CHALLENGE:
Look for the string "Density" in every line, and copy each line that has it.

Records about charts and figures
---------------

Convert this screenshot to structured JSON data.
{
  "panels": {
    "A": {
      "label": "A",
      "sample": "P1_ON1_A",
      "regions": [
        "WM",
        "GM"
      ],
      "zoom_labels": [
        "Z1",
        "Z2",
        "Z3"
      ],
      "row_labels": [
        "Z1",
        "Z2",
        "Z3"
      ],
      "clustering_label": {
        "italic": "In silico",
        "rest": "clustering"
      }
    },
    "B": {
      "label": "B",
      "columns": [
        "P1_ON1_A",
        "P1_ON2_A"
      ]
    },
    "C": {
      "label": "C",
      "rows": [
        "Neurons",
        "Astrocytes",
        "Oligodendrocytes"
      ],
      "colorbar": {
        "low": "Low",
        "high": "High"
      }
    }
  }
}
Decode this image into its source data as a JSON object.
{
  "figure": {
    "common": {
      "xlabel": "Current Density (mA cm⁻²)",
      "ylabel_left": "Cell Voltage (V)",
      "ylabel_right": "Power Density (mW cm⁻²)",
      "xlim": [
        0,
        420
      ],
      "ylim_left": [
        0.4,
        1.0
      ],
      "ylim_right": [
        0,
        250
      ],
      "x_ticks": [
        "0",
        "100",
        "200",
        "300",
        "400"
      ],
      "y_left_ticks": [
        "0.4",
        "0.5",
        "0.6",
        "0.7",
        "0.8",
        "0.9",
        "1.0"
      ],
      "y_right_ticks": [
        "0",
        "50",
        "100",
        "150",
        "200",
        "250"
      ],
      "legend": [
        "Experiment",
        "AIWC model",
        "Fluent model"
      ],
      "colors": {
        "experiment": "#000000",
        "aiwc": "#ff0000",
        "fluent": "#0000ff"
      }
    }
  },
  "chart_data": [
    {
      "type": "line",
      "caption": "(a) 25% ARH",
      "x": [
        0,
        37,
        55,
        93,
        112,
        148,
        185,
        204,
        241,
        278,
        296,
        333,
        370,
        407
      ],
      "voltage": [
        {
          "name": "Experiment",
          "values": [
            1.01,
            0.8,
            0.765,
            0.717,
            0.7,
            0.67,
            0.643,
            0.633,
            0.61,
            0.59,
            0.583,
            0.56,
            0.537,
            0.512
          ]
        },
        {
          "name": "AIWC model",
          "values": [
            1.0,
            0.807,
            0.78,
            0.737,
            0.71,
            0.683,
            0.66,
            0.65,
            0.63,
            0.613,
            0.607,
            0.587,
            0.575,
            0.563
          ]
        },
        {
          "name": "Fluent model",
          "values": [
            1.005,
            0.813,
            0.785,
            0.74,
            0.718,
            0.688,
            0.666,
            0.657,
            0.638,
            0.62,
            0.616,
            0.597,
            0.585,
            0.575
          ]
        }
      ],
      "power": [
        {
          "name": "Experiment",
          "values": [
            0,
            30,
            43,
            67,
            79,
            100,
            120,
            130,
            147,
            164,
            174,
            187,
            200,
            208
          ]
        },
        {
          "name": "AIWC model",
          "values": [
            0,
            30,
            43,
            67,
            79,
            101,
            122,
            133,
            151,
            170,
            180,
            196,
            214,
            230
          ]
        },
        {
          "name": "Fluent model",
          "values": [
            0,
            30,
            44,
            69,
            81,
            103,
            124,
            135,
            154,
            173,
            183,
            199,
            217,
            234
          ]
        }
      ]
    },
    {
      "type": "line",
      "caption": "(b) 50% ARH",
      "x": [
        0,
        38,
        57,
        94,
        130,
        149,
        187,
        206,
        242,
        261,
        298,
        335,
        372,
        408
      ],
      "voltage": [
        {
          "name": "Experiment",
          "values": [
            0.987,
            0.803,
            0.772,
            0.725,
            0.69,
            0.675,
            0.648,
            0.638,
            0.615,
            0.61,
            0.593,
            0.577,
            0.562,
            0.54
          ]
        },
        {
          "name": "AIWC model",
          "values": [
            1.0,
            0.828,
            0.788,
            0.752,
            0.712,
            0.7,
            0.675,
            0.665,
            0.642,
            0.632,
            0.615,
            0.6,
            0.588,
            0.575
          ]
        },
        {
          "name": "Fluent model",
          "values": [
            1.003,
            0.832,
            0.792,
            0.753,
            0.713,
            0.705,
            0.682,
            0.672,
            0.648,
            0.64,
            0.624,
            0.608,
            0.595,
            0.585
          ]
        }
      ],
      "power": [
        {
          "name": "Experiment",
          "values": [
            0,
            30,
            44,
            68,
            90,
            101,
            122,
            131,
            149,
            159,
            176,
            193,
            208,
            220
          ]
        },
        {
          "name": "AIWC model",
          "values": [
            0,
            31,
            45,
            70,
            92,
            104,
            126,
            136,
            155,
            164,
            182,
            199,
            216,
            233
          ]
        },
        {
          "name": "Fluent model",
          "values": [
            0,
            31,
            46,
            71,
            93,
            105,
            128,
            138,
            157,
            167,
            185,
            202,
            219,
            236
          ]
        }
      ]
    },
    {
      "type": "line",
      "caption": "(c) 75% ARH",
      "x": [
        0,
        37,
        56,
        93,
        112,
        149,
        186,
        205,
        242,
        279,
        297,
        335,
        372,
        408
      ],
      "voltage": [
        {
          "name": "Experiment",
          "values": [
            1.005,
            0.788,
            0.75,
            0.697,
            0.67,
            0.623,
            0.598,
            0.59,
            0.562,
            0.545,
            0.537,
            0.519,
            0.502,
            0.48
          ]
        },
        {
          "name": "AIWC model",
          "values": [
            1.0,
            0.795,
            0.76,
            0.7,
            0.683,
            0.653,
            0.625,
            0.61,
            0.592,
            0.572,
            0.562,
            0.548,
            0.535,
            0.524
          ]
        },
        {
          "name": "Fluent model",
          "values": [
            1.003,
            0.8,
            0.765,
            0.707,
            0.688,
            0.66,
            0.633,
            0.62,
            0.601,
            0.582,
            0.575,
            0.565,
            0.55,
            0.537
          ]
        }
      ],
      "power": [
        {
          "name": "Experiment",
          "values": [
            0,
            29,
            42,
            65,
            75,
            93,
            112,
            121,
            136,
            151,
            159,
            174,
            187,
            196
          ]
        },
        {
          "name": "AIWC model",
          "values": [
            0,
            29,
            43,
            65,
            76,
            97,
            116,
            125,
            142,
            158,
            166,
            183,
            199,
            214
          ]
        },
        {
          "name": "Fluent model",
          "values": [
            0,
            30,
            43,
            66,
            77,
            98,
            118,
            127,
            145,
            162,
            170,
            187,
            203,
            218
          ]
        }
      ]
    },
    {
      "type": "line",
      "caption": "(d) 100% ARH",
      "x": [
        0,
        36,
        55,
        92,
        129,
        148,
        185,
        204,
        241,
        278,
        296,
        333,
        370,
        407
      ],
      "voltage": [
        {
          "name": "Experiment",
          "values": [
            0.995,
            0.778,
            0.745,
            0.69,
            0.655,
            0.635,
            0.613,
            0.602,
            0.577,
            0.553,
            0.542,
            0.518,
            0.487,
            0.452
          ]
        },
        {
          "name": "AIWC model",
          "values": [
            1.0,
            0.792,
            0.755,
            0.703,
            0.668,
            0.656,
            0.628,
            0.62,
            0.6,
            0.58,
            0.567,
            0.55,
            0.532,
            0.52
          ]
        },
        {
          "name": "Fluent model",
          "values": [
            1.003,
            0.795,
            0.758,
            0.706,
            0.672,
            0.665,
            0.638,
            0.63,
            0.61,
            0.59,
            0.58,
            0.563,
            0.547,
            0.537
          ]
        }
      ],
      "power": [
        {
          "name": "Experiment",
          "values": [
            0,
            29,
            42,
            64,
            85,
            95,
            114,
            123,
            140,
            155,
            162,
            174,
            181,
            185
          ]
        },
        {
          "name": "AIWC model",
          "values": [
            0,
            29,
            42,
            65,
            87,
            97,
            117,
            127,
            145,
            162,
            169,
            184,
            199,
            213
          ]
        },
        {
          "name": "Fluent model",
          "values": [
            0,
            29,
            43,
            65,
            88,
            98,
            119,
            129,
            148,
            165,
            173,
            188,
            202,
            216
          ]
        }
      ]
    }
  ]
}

---------------

FULL RESPONSE:
      "xlabel": "Current Density (mA cm⁻²)",
      "ylabel_right": "Power Density (mW cm⁻²)",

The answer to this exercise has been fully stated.